Task goal ▸
Transcribe all of the material exactly, except for its pictures.

Figure content listings ▸
---*---

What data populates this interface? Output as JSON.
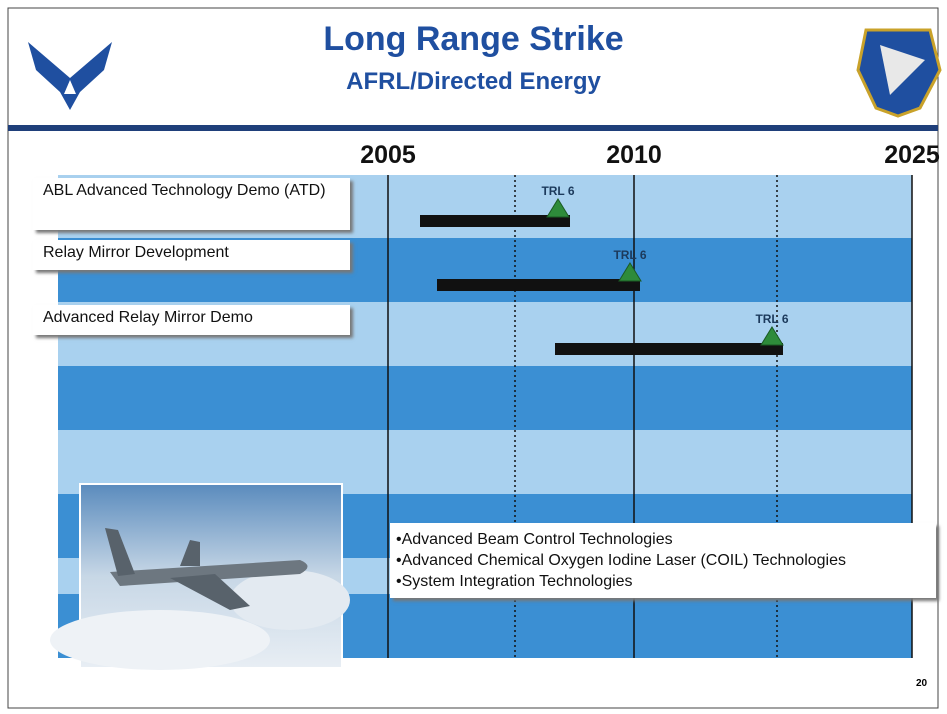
{
  "header": {
    "title": "Long Range Strike",
    "subtitle": "AFRL/Directed Energy"
  },
  "timeline": {
    "years": [
      "2005",
      "2010",
      "2025"
    ]
  },
  "programs": [
    {
      "label": "ABL Advanced Technology Demo (ATD)",
      "milestone": "TRL 6"
    },
    {
      "label": "Relay Mirror Development",
      "milestone": "TRL 6"
    },
    {
      "label": "Advanced Relay Mirror Demo",
      "milestone": "TRL 6"
    }
  ],
  "bullets": [
    "•Advanced Beam Control Technologies",
    "•Advanced Chemical Oxygen Iodine Laser (COIL)  Technologies",
    "•System Integration Technologies"
  ],
  "page_number": "20"
}
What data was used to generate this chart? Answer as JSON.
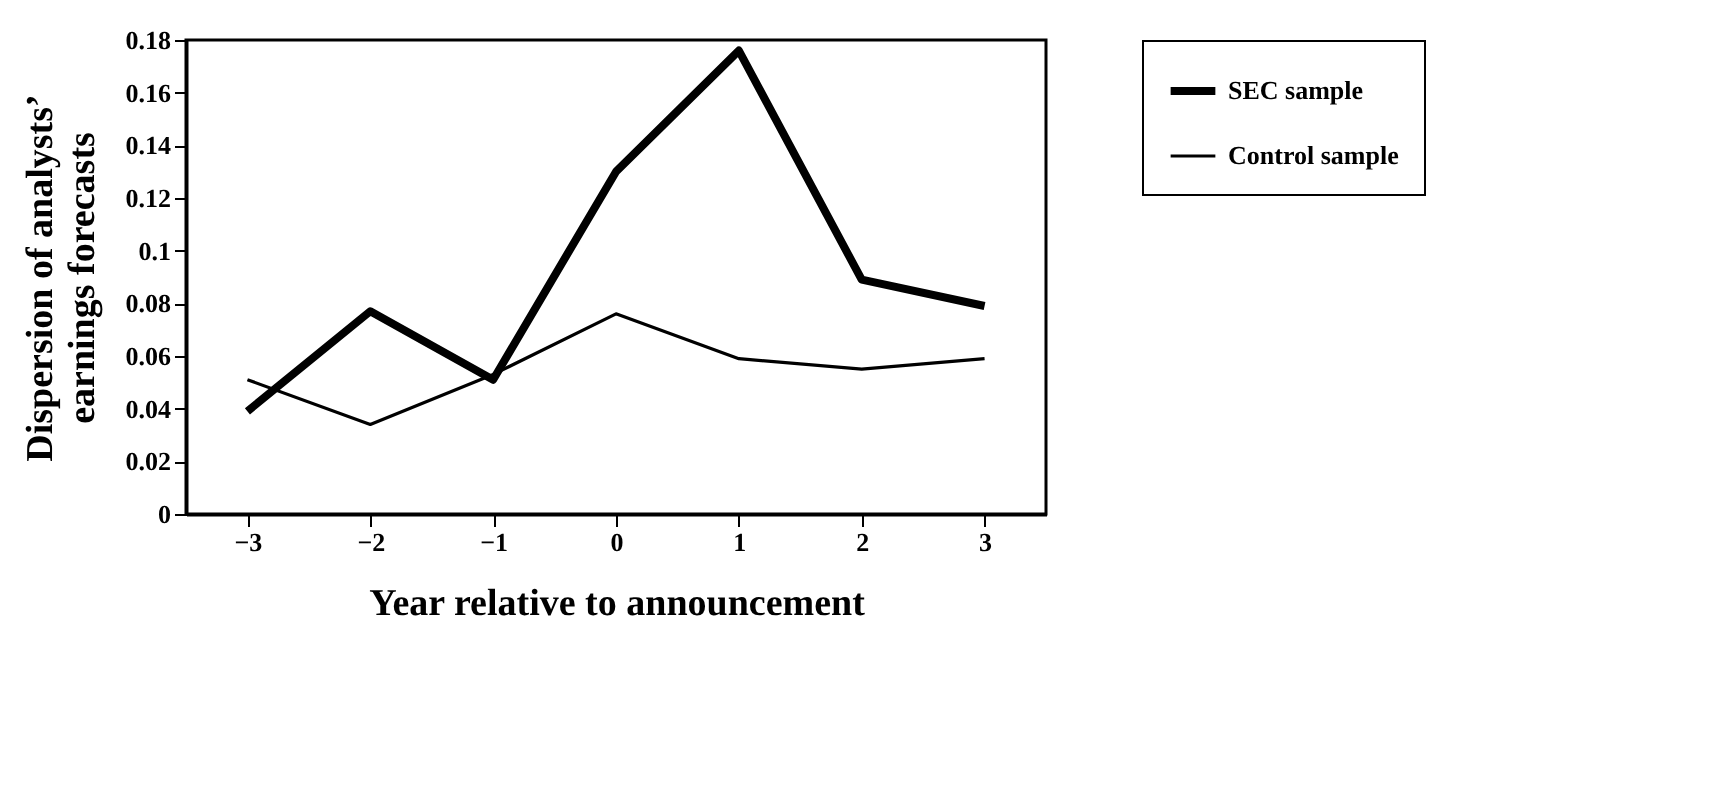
{
  "chart_data": {
    "type": "line",
    "xlabel": "Year relative to announcement",
    "ylabel": "Dispersion of analysts’\nearnings forecasts",
    "x": [
      -3,
      -2,
      -1,
      0,
      1,
      2,
      3
    ],
    "series": [
      {
        "name": "SEC sample",
        "color": "#000000",
        "values": [
          0.039,
          0.077,
          0.051,
          0.13,
          0.176,
          0.089,
          0.079
        ]
      },
      {
        "name": "Control sample",
        "color": "#000000",
        "values": [
          0.051,
          0.034,
          0.053,
          0.076,
          0.059,
          0.055,
          0.059
        ]
      }
    ],
    "xlim": [
      -3.5,
      3.5
    ],
    "xticks": [
      -3,
      -2,
      -1,
      0,
      1,
      2,
      3
    ],
    "ylim": [
      0,
      0.18
    ],
    "yticks": [
      0,
      0.02,
      0.04,
      0.06,
      0.08,
      0.1,
      0.12,
      0.14,
      0.16,
      0.18
    ],
    "legend": "top right",
    "grid": false,
    "marker": "none",
    "line_style": "solid"
  }
}
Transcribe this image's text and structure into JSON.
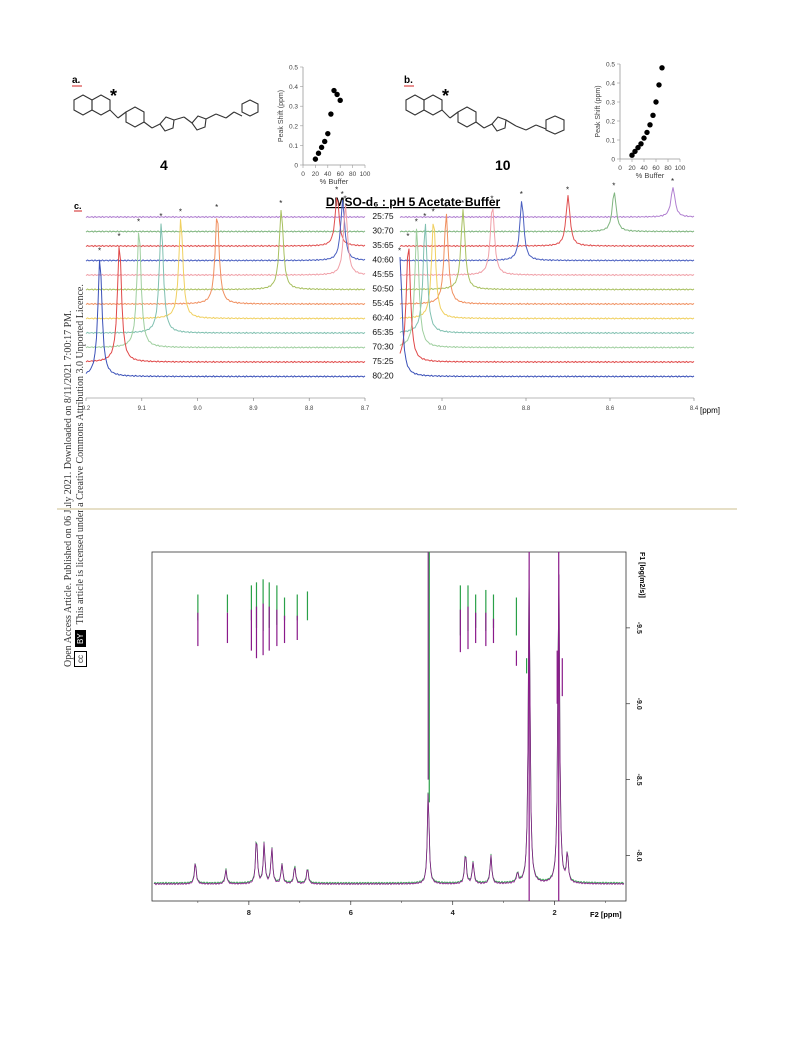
{
  "side_note": {
    "line1": "Open Access Article. Published on 06 July 2021. Downloaded on 8/11/2021 7:00:17 PM.",
    "line2": "This article is licensed under a Creative Commons Attribution 3.0 Unported Licence.",
    "cc_badge": "cc",
    "by_badge": "BY"
  },
  "panel_a": {
    "label": "a.",
    "compound": "4",
    "star": "*"
  },
  "panel_b": {
    "label": "b.",
    "compound": "10",
    "star": "*"
  },
  "panel_c": {
    "label": "c.",
    "title": "DMSO-d₆ : pH 5 Acetate Buffer",
    "axis_unit": "[ppm]"
  },
  "spectrum2d": {
    "f1_label": "F1 [log(m2/s)]",
    "f2_label": "F2 [ppm]"
  },
  "colors": {
    "trace_purple": "#b07fd0",
    "trace_green": "#7fb57f",
    "trace_red": "#e05050",
    "trace_blue": "#4a5fc0",
    "trace_pink": "#f0a0a8",
    "trace_olive": "#a8c060",
    "trace_orange": "#f09060",
    "trace_yellow": "#f0d060",
    "trace_teal": "#80c0b0",
    "dosy_green": "#2aa048",
    "dosy_purple": "#8a1a8a"
  },
  "chart_data": [
    {
      "type": "scatter",
      "name": "panel-a-scatter",
      "xlabel": "% Buffer",
      "ylabel": "Peak Shift (ppm)",
      "xlim": [
        0,
        100
      ],
      "ylim": [
        0,
        0.5
      ],
      "x_ticks": [
        "0",
        "20",
        "40",
        "60",
        "80",
        "100"
      ],
      "y_ticks": [
        "0",
        "0.1",
        "0.2",
        "0.3",
        "0.4",
        "0.5"
      ],
      "x": [
        20,
        25,
        30,
        35,
        40,
        45,
        50,
        55,
        60
      ],
      "y": [
        0.03,
        0.06,
        0.09,
        0.12,
        0.16,
        0.26,
        0.38,
        0.36,
        0.33
      ]
    },
    {
      "type": "scatter",
      "name": "panel-b-scatter",
      "xlabel": "% Buffer",
      "ylabel": "Peak Shift (ppm)",
      "xlim": [
        0,
        100
      ],
      "ylim": [
        0,
        0.5
      ],
      "x_ticks": [
        "0",
        "20",
        "40",
        "60",
        "80",
        "100"
      ],
      "y_ticks": [
        "0",
        "0.1",
        "0.2",
        "0.3",
        "0.4",
        "0.5"
      ],
      "x": [
        20,
        25,
        30,
        35,
        40,
        45,
        50,
        55,
        60,
        65,
        70
      ],
      "y": [
        0.02,
        0.04,
        0.06,
        0.08,
        0.11,
        0.14,
        0.18,
        0.23,
        0.3,
        0.39,
        0.48
      ]
    },
    {
      "type": "line",
      "name": "panel-c-stacked-spectra",
      "ratios": [
        "25:75",
        "30:70",
        "35:65",
        "40:60",
        "45:55",
        "50:50",
        "55:45",
        "60:40",
        "65:35",
        "70:30",
        "75:25",
        "80:20"
      ],
      "left_x_ticks": [
        "9.2",
        "9.1",
        "9.0",
        "8.9",
        "8.8",
        "8.7"
      ],
      "left_xlim": [
        9.2,
        8.7
      ],
      "right_x_ticks": [
        "9.0",
        "8.8",
        "8.6",
        "8.4"
      ],
      "right_xlim": [
        9.1,
        8.4
      ],
      "left_peaks": [
        null,
        null,
        8.75,
        8.74,
        8.735,
        8.85,
        8.965,
        9.03,
        9.065,
        9.105,
        9.14,
        9.175
      ],
      "right_peaks": [
        8.45,
        8.59,
        8.7,
        8.81,
        8.88,
        8.95,
        8.99,
        9.02,
        9.04,
        9.06,
        9.08,
        9.1
      ]
    },
    {
      "type": "heatmap",
      "name": "dosy-2d-spectrum",
      "xlabel": "F2 [ppm]",
      "ylabel": "F1 [log(m2/s)]",
      "x_ticks": [
        "8",
        "6",
        "4",
        "2"
      ],
      "y_ticks": [
        "-9.5",
        "-9.0",
        "-8.5",
        "-8.0"
      ],
      "xlim": [
        9.9,
        0.6
      ],
      "ylim": [
        -10.0,
        -7.7
      ]
    }
  ]
}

---*---

Complete output ▸
What data populates this interface? Output as JSON.
{
  "header": {
    "title": "Long Range Strike",
    "subtitle": "AFRL/Directed Energy"
  },
  "timeline": {
    "years": [
      "2005",
      "2010",
      "2025"
    ]
  },
  "programs": [
    {
      "label": "ABL Advanced Technology Demo (ATD)",
      "milestone": "TRL 6"
    },
    {
      "label": "Relay Mirror Development",
      "milestone": "TRL 6"
    },
    {
      "label": "Advanced Relay Mirror Demo",
      "milestone": "TRL 6"
    }
  ],
  "bullets": [
    "•Advanced Beam Control Technologies",
    "•Advanced Chemical Oxygen Iodine Laser (COIL)  Technologies",
    "•System Integration Technologies"
  ],
  "page_number": "20"
}
What data was used to generate this chart? Answer as JSON.
{
  "chart_data": {
    "type": "line",
    "xlabel": "Year relative to announcement",
    "ylabel": "Dispersion of analysts’\nearnings forecasts",
    "x": [
      -3,
      -2,
      -1,
      0,
      1,
      2,
      3
    ],
    "series": [
      {
        "name": "SEC sample",
        "color": "#000000",
        "values": [
          0.039,
          0.077,
          0.051,
          0.13,
          0.176,
          0.089,
          0.079
        ]
      },
      {
        "name": "Control sample",
        "color": "#000000",
        "values": [
          0.051,
          0.034,
          0.053,
          0.076,
          0.059,
          0.055,
          0.059
        ]
      }
    ],
    "xlim": [
      -3.5,
      3.5
    ],
    "xticks": [
      -3,
      -2,
      -1,
      0,
      1,
      2,
      3
    ],
    "ylim": [
      0,
      0.18
    ],
    "yticks": [
      0,
      0.02,
      0.04,
      0.06,
      0.08,
      0.1,
      0.12,
      0.14,
      0.16,
      0.18
    ],
    "legend": "top right",
    "grid": false,
    "marker": "none",
    "line_style": "solid"
  }
}
Transcribe this image's text and structure into JSON.
{
  "side_note": {
    "line1": "Open Access Article. Published on 06 July 2021. Downloaded on 8/11/2021 7:00:17 PM.",
    "line2": "This article is licensed under a Creative Commons Attribution 3.0 Unported Licence.",
    "cc_badge": "cc",
    "by_badge": "BY"
  },
  "panel_a": {
    "label": "a.",
    "compound": "4",
    "star": "*"
  },
  "panel_b": {
    "label": "b.",
    "compound": "10",
    "star": "*"
  },
  "panel_c": {
    "label": "c.",
    "title": "DMSO-d₆ : pH 5 Acetate Buffer",
    "axis_unit": "[ppm]"
  },
  "spectrum2d": {
    "f1_label": "F1 [log(m2/s)]",
    "f2_label": "F2 [ppm]"
  },
  "colors": {
    "trace_purple": "#b07fd0",
    "trace_green": "#7fb57f",
    "trace_red": "#e05050",
    "trace_blue": "#4a5fc0",
    "trace_pink": "#f0a0a8",
    "trace_olive": "#a8c060",
    "trace_orange": "#f09060",
    "trace_yellow": "#f0d060",
    "trace_teal": "#80c0b0",
    "dosy_green": "#2aa048",
    "dosy_purple": "#8a1a8a"
  },
  "chart_data": [
    {
      "type": "scatter",
      "name": "panel-a-scatter",
      "xlabel": "% Buffer",
      "ylabel": "Peak Shift (ppm)",
      "xlim": [
        0,
        100
      ],
      "ylim": [
        0,
        0.5
      ],
      "x_ticks": [
        "0",
        "20",
        "40",
        "60",
        "80",
        "100"
      ],
      "y_ticks": [
        "0",
        "0.1",
        "0.2",
        "0.3",
        "0.4",
        "0.5"
      ],
      "x": [
        20,
        25,
        30,
        35,
        40,
        45,
        50,
        55,
        60
      ],
      "y": [
        0.03,
        0.06,
        0.09,
        0.12,
        0.16,
        0.26,
        0.38,
        0.36,
        0.33
      ]
    },
    {
      "type": "scatter",
      "name": "panel-b-scatter",
      "xlabel": "% Buffer",
      "ylabel": "Peak Shift (ppm)",
      "xlim": [
        0,
        100
      ],
      "ylim": [
        0,
        0.5
      ],
      "x_ticks": [
        "0",
        "20",
        "40",
        "60",
        "80",
        "100"
      ],
      "y_ticks": [
        "0",
        "0.1",
        "0.2",
        "0.3",
        "0.4",
        "0.5"
      ],
      "x": [
        20,
        25,
        30,
        35,
        40,
        45,
        50,
        55,
        60,
        65,
        70
      ],
      "y": [
        0.02,
        0.04,
        0.06,
        0.08,
        0.11,
        0.14,
        0.18,
        0.23,
        0.3,
        0.39,
        0.48
      ]
    },
    {
      "type": "line",
      "name": "panel-c-stacked-spectra",
      "ratios": [
        "25:75",
        "30:70",
        "35:65",
        "40:60",
        "45:55",
        "50:50",
        "55:45",
        "60:40",
        "65:35",
        "70:30",
        "75:25",
        "80:20"
      ],
      "left_x_ticks": [
        "9.2",
        "9.1",
        "9.0",
        "8.9",
        "8.8",
        "8.7"
      ],
      "left_xlim": [
        9.2,
        8.7
      ],
      "right_x_ticks": [
        "9.0",
        "8.8",
        "8.6",
        "8.4"
      ],
      "right_xlim": [
        9.1,
        8.4
      ],
      "left_peaks": [
        null,
        null,
        8.75,
        8.74,
        8.735,
        8.85,
        8.965,
        9.03,
        9.065,
        9.105,
        9.14,
        9.175
      ],
      "right_peaks": [
        8.45,
        8.59,
        8.7,
        8.81,
        8.88,
        8.95,
        8.99,
        9.02,
        9.04,
        9.06,
        9.08,
        9.1
      ]
    },
    {
      "type": "heatmap",
      "name": "dosy-2d-spectrum",
      "xlabel": "F2 [ppm]",
      "ylabel": "F1 [log(m2/s)]",
      "x_ticks": [
        "8",
        "6",
        "4",
        "2"
      ],
      "y_ticks": [
        "-9.5",
        "-9.0",
        "-8.5",
        "-8.0"
      ],
      "xlim": [
        9.9,
        0.6
      ],
      "ylim": [
        -10.0,
        -7.7
      ]
    }
  ]
}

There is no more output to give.